--- START ---

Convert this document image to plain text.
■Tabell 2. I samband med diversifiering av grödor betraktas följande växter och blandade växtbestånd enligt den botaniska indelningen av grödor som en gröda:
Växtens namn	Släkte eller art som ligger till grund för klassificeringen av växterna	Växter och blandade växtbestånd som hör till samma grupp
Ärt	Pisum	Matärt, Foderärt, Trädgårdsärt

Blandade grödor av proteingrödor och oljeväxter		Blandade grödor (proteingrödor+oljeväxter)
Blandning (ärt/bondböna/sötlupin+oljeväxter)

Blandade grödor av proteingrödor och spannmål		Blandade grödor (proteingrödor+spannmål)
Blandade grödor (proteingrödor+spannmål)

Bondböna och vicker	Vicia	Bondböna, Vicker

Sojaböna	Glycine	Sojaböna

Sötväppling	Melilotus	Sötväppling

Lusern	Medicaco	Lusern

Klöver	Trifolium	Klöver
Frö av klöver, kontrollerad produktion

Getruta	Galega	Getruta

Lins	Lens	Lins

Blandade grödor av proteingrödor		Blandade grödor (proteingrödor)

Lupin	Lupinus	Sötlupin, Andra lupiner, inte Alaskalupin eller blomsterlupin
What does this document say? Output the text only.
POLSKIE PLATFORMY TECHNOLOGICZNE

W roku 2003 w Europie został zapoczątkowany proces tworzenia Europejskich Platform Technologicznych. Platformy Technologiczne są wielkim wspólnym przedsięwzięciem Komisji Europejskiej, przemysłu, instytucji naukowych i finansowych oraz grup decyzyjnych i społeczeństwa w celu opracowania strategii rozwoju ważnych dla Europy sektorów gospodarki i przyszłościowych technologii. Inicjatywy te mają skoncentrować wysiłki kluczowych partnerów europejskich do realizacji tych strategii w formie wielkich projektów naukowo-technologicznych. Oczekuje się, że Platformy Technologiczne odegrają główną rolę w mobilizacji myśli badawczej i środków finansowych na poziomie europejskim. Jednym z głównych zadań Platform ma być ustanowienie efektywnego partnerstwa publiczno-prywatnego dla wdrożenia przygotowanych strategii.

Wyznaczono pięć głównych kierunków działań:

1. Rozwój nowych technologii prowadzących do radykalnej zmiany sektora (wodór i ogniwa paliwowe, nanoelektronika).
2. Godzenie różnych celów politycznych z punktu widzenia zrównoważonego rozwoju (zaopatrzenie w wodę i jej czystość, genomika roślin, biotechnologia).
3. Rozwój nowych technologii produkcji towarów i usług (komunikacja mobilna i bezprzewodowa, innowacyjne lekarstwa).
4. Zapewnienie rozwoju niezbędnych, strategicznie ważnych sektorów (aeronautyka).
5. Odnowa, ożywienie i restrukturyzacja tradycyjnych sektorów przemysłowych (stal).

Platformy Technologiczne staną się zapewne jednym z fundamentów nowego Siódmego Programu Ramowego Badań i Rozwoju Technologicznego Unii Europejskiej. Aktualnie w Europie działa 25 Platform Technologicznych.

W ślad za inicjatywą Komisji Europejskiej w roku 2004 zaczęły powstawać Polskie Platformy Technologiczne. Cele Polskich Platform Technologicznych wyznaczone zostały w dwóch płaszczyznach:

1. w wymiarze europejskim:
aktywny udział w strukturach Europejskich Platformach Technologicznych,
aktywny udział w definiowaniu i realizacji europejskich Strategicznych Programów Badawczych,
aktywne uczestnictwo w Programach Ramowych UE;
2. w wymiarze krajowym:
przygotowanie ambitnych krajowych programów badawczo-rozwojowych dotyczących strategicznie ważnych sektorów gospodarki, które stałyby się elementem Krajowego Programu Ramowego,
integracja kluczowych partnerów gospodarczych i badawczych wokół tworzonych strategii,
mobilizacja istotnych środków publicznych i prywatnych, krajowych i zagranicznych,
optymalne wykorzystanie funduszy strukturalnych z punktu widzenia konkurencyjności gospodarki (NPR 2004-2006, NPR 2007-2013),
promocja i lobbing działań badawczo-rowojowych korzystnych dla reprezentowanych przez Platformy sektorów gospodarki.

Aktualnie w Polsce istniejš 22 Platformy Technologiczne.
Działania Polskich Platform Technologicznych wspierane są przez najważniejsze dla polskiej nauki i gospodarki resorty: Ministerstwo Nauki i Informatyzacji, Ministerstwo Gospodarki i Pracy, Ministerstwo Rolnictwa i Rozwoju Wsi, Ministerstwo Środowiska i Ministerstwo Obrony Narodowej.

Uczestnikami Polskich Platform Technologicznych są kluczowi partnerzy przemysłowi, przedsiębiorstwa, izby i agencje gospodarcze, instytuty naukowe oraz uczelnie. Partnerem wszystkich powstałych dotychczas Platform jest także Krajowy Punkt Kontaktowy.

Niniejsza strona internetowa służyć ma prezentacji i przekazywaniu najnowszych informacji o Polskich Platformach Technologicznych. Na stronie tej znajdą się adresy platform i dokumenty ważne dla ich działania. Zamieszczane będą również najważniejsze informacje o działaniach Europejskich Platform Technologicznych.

--- END ---

What you have to do
Set down each record above without changing a single word.

Result of the task
Convert this document image to plain text.
■Tabell 2. I samband med diversifiering av grödor betraktas följande växter och blandade växtbestånd enligt den botaniska indelningen av grödor som en gröda:
Växtens namn	Släkte eller art som ligger till grund för klassificeringen av växterna	Växter och blandade växtbestånd som hör till samma grupp
Ärt	Pisum	Matärt, Foderärt, Trädgårdsärt

Blandade grödor av proteingrödor och oljeväxter		Blandade grödor (proteingrödor+oljeväxter)
Blandning (ärt/bondböna/sötlupin+oljeväxter)

Blandade grödor av proteingrödor och spannmål		Blandade grödor (proteingrödor+spannmål)
Blandade grödor (proteingrödor+spannmål)

Bondböna och vicker	Vicia	Bondböna, Vicker

Sojaböna	Glycine	Sojaböna

Sötväppling	Melilotus	Sötväppling

Lusern	Medicaco	Lusern

Klöver	Trifolium	Klöver
Frö av klöver, kontrollerad produktion

Getruta	Galega	Getruta

Lins	Lens	Lins

Blandade grödor av proteingrödor		Blandade grödor (proteingrödor)

Lupin	Lupinus	Sötlupin, Andra lupiner, inte Alaskalupin eller blomsterlupin
What does this document say? Output the text only.
POLSKIE PLATFORMY TECHNOLOGICZNE

W roku 2003 w Europie został zapoczątkowany proces tworzenia Europejskich Platform Technologicznych. Platformy Technologiczne są wielkim wspólnym przedsięwzięciem Komisji Europejskiej, przemysłu, instytucji naukowych i finansowych oraz grup decyzyjnych i społeczeństwa w celu opracowania strategii rozwoju ważnych dla Europy sektorów gospodarki i przyszłościowych technologii. Inicjatywy te mają skoncentrować wysiłki kluczowych partnerów europejskich do realizacji tych strategii w formie wielkich projektów naukowo-technologicznych. Oczekuje się, że Platformy Technologiczne odegrają główną rolę w mobilizacji myśli badawczej i środków finansowych na poziomie europejskim. Jednym z głównych zadań Platform ma być ustanowienie efektywnego partnerstwa publiczno-prywatnego dla wdrożenia przygotowanych strategii.

Wyznaczono pięć głównych kierunków działań:

1. Rozwój nowych technologii prowadzących do radykalnej zmiany sektora (wodór i ogniwa paliwowe, nanoelektronika).
2. Godzenie różnych celów politycznych z punktu widzenia zrównoważonego rozwoju (zaopatrzenie w wodę i jej czystość, genomika roślin, biotechnologia).
3. Rozwój nowych technologii produkcji towarów i usług (komunikacja mobilna i bezprzewodowa, innowacyjne lekarstwa).
4. Zapewnienie rozwoju niezbędnych, strategicznie ważnych sektorów (aeronautyka).
5. Odnowa, ożywienie i restrukturyzacja tradycyjnych sektorów przemysłowych (stal).

Platformy Technologiczne staną się zapewne jednym z fundamentów nowego Siódmego Programu Ramowego Badań i Rozwoju Technologicznego Unii Europejskiej. Aktualnie w Europie działa 25 Platform Technologicznych.

W ślad za inicjatywą Komisji Europejskiej w roku 2004 zaczęły powstawać Polskie Platformy Technologiczne. Cele Polskich Platform Technologicznych wyznaczone zostały w dwóch płaszczyznach:

1. w wymiarze europejskim:
aktywny udział w strukturach Europejskich Platformach Technologicznych,
aktywny udział w definiowaniu i realizacji europejskich Strategicznych Programów Badawczych,
aktywne uczestnictwo w Programach Ramowych UE;
2. w wymiarze krajowym:
przygotowanie ambitnych krajowych programów badawczo-rozwojowych dotyczących strategicznie ważnych sektorów gospodarki, które stałyby się elementem Krajowego Programu Ramowego,
integracja kluczowych partnerów gospodarczych i badawczych wokół tworzonych strategii,
mobilizacja istotnych środków publicznych i prywatnych, krajowych i zagranicznych,
optymalne wykorzystanie funduszy strukturalnych z punktu widzenia konkurencyjności gospodarki (NPR 2004-2006, NPR 2007-2013),
promocja i lobbing działań badawczo-rowojowych korzystnych dla reprezentowanych przez Platformy sektorów gospodarki.

Aktualnie w Polsce istniejš 22 Platformy Technologiczne.
Działania Polskich Platform Technologicznych wspierane są przez najważniejsze dla polskiej nauki i gospodarki resorty: Ministerstwo Nauki i Informatyzacji, Ministerstwo Gospodarki i Pracy, Ministerstwo Rolnictwa i Rozwoju Wsi, Ministerstwo Środowiska i Ministerstwo Obrony Narodowej.

Uczestnikami Polskich Platform Technologicznych są kluczowi partnerzy przemysłowi, przedsiębiorstwa, izby i agencje gospodarcze, instytuty naukowe oraz uczelnie. Partnerem wszystkich powstałych dotychczas Platform jest także Krajowy Punkt Kontaktowy.

Niniejsza strona internetowa służyć ma prezentacji i przekazywaniu najnowszych informacji o Polskich Platformach Technologicznych. Na stronie tej znajdą się adresy platform i dokumenty ważne dla ich działania. Zamieszczane będą również najważniejsze informacje o działaniach Europejskich Platform Technologicznych.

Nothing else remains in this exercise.